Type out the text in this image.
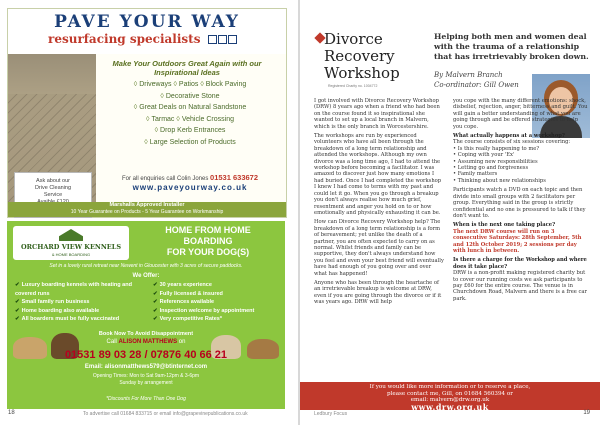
PAVE YOUR WAY
resurfacing specialists
Ask about our
Drive Cleaning
Service
Make Your Outdoors Great Again with our Inspirational Ideas
◊ Driveways ◊ Patios ◊ Block Paving
◊ Decorative Stone
◊ Great Deals on Natural Sandstone
◊ Tarmac ◊ Vehicle Crossing
◊ Drop Kerb Entrances
◊ Large Selection of Products
For all enquiries call Colin Jones 01531 633672
www.paveyourway.co.uk
Marshalls Approved Installer
10 Year Guarantee on Products - 5 Year Guarantee on Workmanship
ORCHARD VIEW KENNELS
& HOME BOARDING
HOME FROM HOME
BOARDING
FOR YOUR DOG(S)
Set in a lovely rural retreat near Newent in Gloucester with 3 acres of secure paddocks.
We Offer:
✔ Luxury boarding kennels with heating and covered runs
✔ Small family run business
✔ Home boarding also available
✔ All boarders must be fully vaccinated
✔ 30 years experience
✔ Fully licensed & insured
✔ References available
✔ Inspection welcome by appointment
✔ Very competitive Rates*
Book Now To Avoid Disappointment
Call ALISON MATTHEWS on
01531 89 03 28 / 07876 40 66 21
Email: alisonmatthews579@btinternet.com
Opening Times: Mon to Sat 9am-12pm & 3-6pm
Sunday by arrangement
*Discounts For More Than One Dog
18	To advertise call 01684 833715 or email info@grapevinepublications.co.uk
Divorce
Recovery
Workshop
Registered Charity no. 1004772
Helping both men and women deal with the trauma of a relationship that has irretrievably broken down.
By Malvern Branch
Co-ordinator: Gill Owen

I got involved with Divorce Recovery Workshop (DRW) 8 years ago when a friend who had been on the course found it so inspirational she wanted to set up a local branch in Malvern, which is the only branch in Worcestershire.

The workshops are run by experienced volunteers who have all been through the breakdown of a long term relationship and attended the workshops. Although my own divorce was a long time ago, I had to attend the workshop before becoming a facilitator. I was amazed to discover just how many emotions I had buried. Once I had completed the workshop I knew I had come to terms with my past and could let it go. When you go through a breakup you don't always realise how much grief, resentment and anger you hold on to or how emotionally and physically exhausting it can be.

How can Divorce Recovery Workshop help? The breakdown of a long term relationship is a form of bereavement; yet unlike the death of a partner, you are often expected to carry on as normal. Whilst friends and family can be supportive, they don't always understand how you feel and even your best friend will eventually have had enough of you going over and over what has happened!

Anyone who has been through the heartache of an irretrievable breakup is welcome at DRW, even if you are going through the divorce or if it was years ago. DRW will help

you cope with the many different emotions: shock, disbelief, rejection, anger, bitterness and guilt. You will gain a better understanding of what you are going through and be offered strategies to help you cope.

What actually happens at a workshop?
The course consists of six sessions covering:
• Is this really happening to me?
• Coping with your 'Ex'
• Assuming new responsibilities
• Letting go and forgiveness
• Family matters
• Thinking about new relationships

Participants watch a DVD on each topic and then divide into small groups with 2 facilitators per group. Everything said in the group is strictly confidential and no one is pressured to talk if they don't want to.

When is the next one taking place?
The next DRW course will run on 3 consecutive Saturdays: 28th September, 5th and 12th October 2019; 2 sessions per day with lunch in between.

Is there a charge for the Workshop and where does it take place?
DRW is a non-profit making registered charity but to cover our running costs we ask participants to pay £60 for the entire course. The venue is in Churchdown Road, Malvern and there is a free car park.

If you would like more information or to reserve a place,
please contact me, Gill, on 01684 560394 or
email: malvern@drw.org.uk
www.drw.org.uk
Ledbury Focus	19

-.-.-

● The task: Looking at the records above, say how many lines hold the string "next". Write nothing but the number.

● Solved problem: 2